Data shown -

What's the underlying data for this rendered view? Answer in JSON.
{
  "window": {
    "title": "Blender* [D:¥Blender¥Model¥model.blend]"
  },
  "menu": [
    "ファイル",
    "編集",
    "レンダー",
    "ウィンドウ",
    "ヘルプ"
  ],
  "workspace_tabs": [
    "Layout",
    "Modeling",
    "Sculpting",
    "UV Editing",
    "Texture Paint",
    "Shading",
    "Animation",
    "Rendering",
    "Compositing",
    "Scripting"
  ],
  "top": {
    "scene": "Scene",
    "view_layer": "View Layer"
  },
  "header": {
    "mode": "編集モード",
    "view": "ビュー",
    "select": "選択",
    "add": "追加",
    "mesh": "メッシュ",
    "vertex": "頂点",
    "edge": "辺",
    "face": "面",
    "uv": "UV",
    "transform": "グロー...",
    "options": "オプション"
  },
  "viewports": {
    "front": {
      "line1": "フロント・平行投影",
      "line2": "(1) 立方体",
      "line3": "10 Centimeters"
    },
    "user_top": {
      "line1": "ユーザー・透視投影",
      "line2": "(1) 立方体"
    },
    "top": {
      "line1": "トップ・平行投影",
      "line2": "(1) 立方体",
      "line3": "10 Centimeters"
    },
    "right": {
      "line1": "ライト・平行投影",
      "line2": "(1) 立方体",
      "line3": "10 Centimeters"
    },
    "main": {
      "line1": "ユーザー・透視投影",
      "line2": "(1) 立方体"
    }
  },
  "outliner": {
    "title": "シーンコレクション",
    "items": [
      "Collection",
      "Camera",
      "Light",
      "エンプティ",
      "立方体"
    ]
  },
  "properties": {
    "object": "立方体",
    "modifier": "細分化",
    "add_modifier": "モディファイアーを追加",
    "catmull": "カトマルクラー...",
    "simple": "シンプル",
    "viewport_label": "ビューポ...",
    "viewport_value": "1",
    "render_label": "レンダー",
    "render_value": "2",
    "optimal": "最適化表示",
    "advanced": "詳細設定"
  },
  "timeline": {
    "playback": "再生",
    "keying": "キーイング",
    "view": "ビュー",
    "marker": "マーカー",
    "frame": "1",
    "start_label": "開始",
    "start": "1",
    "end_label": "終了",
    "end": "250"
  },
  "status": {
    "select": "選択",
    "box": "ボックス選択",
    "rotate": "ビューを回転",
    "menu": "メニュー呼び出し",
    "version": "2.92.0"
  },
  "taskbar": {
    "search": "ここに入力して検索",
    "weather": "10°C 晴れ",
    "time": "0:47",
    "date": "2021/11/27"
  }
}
* * *
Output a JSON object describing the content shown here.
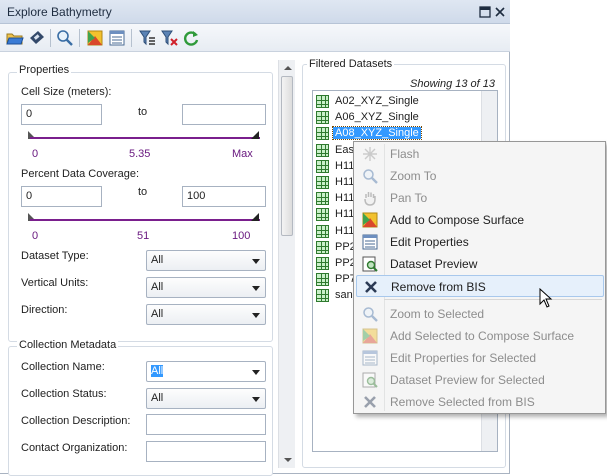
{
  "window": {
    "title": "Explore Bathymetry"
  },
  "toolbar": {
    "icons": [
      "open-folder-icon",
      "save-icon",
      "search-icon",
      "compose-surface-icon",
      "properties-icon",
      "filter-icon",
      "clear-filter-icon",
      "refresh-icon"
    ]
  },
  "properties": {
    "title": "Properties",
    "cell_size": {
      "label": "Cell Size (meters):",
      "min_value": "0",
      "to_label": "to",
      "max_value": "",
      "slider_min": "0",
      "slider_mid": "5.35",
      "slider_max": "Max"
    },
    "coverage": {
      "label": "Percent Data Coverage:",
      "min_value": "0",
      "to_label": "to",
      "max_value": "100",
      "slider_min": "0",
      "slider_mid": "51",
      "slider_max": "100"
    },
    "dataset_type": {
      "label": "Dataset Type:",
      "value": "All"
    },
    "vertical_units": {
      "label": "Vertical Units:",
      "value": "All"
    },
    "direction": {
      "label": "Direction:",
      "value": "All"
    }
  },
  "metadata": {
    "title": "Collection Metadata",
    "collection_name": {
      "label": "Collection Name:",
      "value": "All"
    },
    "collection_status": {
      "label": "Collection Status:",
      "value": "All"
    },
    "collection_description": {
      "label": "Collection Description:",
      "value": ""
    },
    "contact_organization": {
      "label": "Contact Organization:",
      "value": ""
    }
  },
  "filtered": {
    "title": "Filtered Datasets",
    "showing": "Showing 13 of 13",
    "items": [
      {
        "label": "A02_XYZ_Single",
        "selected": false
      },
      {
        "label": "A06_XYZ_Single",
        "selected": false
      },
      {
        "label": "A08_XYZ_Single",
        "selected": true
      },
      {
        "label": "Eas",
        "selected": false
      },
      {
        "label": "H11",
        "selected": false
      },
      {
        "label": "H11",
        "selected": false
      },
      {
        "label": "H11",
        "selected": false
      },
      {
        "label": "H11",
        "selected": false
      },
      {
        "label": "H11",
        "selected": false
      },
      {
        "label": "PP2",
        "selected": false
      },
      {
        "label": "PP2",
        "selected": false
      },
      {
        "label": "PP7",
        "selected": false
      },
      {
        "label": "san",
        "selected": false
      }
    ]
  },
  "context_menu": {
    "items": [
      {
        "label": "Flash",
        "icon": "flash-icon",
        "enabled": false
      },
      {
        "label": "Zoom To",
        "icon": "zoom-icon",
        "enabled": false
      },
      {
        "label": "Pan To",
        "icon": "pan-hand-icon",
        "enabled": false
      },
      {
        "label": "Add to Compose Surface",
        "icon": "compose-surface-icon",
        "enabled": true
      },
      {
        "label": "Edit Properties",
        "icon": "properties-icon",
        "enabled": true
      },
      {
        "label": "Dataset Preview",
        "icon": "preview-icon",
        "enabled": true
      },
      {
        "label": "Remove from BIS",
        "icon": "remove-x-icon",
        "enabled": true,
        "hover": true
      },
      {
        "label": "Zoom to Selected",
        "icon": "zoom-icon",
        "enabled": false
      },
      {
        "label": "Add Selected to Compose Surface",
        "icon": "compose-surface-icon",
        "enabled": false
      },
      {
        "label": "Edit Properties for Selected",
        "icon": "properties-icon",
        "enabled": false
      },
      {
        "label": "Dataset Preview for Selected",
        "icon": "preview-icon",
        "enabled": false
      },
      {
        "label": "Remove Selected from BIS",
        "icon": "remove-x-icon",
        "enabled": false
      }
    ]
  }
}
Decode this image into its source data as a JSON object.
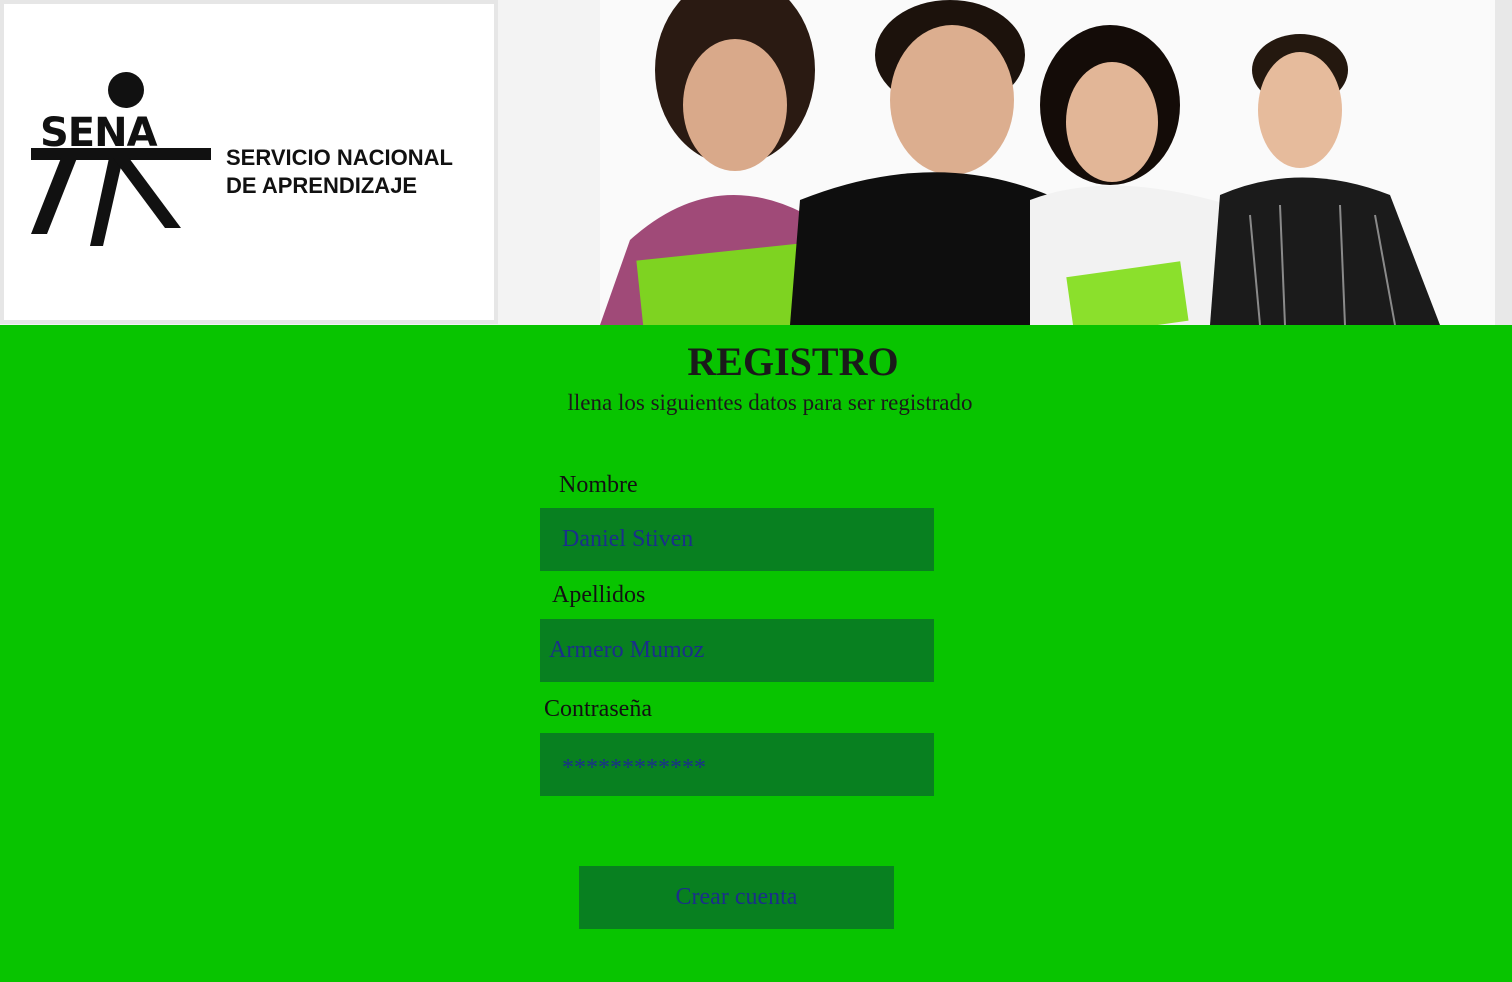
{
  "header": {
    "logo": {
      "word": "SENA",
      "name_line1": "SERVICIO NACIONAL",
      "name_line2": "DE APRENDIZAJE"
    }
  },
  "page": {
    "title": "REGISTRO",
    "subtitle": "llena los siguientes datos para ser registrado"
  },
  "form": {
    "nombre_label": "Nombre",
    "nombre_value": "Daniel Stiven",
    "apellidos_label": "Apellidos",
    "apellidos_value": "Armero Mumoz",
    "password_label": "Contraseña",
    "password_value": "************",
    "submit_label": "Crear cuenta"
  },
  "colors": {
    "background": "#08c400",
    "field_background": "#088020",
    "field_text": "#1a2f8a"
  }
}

What to produce -
Where a line above holds the string "this", show that line.

Output below -
What's the underlying data for this rendered view? Answer in JSON.
Decode this image into its source data as a JSON object.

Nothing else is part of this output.